Tasks to carry out:
A. Reproduce the stretch of the room bass thread from "# New room, new" through "EQ at all...", word for word.
B. According to the room bass thread, roughly how far from the front wall is the listening position?

Provided text:
------------------------------------
# New room, new bass problems...



## NainoKami (Aug 4, 2009)

Hi,

I was wondering if anyone would look at my measurements, and let me know what they think...
The measurements are from my new theatre room, and the room is almost entirely untreated so far... I am planning to add superchunks to the four vertical corners, diffusors at the back, and ofc. first reflection panels.

Do you think the superchunks with a 24" facing will help with my issues? The bass is exactly the same in all listening positions up to 35 Hz, but between 35 Hz and 65 Hz things change... Would I be better off with membrane traps, and if so can you recommend some choices...? By the way, I know the results are bad so far, but remember this is with no treatment (to speak of), and no EQ at all...

I added the measurement data as well as a zip...

Cheers

Results follow:


----------



## bpape (Sep 14, 2006)

Can you post a little information as to room dimensions, seating locations, and sub placement?

Bryan


----------



## NainoKami (Aug 4, 2009)

Sure...

Subs are red, and LPs are green... This isn't 100% accurate, but pretty close... The LP is about 4 m from the front wall and about 1.7 from the back wall... the problem seems to get worse if I move the LP forward...

Thanks!


----------



## bpape (Sep 14, 2006)

Sorry. These eyes are too old. Can't see the dimensions to seated ear position, front of speakers, drivers on subs, room dimensions, etc.

It appears that you're getting some diagonal modal problems based on the symmetry of the seating to the width but the differences in the dips from left seat to right seat. What specifically gets worse if you move the mic forward? Everything, just one seat?

Bryan


----------



## NainoKami (Aug 4, 2009)

1 foot forward, and the valleys seem deeper... But the main problem area is still 35-60 Hz


----------



## NainoKami (Aug 4, 2009)
------------------------------------
Material provided:
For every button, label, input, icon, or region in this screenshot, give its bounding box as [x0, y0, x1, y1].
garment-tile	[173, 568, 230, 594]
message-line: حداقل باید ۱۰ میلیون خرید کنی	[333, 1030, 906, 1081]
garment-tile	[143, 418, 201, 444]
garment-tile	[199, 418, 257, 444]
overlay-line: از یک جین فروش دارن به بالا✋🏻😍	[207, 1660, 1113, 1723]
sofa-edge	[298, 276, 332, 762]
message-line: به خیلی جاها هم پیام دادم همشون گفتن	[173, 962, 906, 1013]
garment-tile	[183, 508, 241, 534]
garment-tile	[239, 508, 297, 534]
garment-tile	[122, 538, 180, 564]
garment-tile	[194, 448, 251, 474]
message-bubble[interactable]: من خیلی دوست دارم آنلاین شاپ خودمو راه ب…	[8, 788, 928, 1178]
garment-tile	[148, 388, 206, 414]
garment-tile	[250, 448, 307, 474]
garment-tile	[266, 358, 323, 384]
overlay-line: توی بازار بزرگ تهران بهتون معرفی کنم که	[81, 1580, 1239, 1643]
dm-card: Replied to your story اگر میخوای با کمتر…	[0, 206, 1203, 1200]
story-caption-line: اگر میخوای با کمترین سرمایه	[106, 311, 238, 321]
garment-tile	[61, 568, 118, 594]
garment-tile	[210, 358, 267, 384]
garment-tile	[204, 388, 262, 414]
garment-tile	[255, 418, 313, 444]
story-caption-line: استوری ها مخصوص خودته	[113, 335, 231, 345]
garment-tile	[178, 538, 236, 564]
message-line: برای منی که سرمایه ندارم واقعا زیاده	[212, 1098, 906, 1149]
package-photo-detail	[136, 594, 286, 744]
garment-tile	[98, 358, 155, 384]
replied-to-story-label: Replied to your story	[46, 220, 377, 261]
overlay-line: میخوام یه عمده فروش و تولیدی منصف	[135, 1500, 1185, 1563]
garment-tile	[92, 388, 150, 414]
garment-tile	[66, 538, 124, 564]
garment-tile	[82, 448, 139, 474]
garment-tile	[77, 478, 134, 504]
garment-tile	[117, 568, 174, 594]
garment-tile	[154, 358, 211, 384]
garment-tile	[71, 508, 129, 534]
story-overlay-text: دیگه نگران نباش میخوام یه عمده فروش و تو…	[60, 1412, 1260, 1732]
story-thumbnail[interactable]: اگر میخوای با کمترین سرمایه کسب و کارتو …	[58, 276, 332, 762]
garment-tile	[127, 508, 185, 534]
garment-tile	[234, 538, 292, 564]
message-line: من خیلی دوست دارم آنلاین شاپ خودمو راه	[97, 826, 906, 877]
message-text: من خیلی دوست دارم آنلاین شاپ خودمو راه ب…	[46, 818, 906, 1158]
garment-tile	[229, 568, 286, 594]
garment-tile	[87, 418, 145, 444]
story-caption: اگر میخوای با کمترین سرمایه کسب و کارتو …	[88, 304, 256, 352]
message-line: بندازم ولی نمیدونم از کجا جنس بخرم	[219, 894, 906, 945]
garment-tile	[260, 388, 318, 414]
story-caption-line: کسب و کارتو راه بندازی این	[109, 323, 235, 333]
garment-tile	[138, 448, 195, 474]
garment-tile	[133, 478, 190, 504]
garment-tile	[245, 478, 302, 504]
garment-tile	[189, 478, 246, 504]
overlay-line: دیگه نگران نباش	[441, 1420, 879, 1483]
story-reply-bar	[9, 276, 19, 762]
------------------------------------
Expected responses:
A.
# New room, new bass problems...



## NainoKami (Aug 4, 2009)

Hi,

I was wondering if anyone would look at my measurements, and let me know what they think...
The measurements are from my new theatre room, and the room is almost entirely untreated so far... I am planning to add superchunks to the four vertical corners, diffusors at the back, and ofc. first reflection panels.

Do you think the superchunks with a 24" facing will help with my issues? The bass is exactly the same in all listening positions up to 35 Hz, but between 35 Hz and 65 Hz things change... Would I be better off with membrane traps, and if so can you recommend some choices...? By the way, I know the results are bad so far, but remember this is with no treatment (to speak of), and no EQ at all...

B. About 4 m.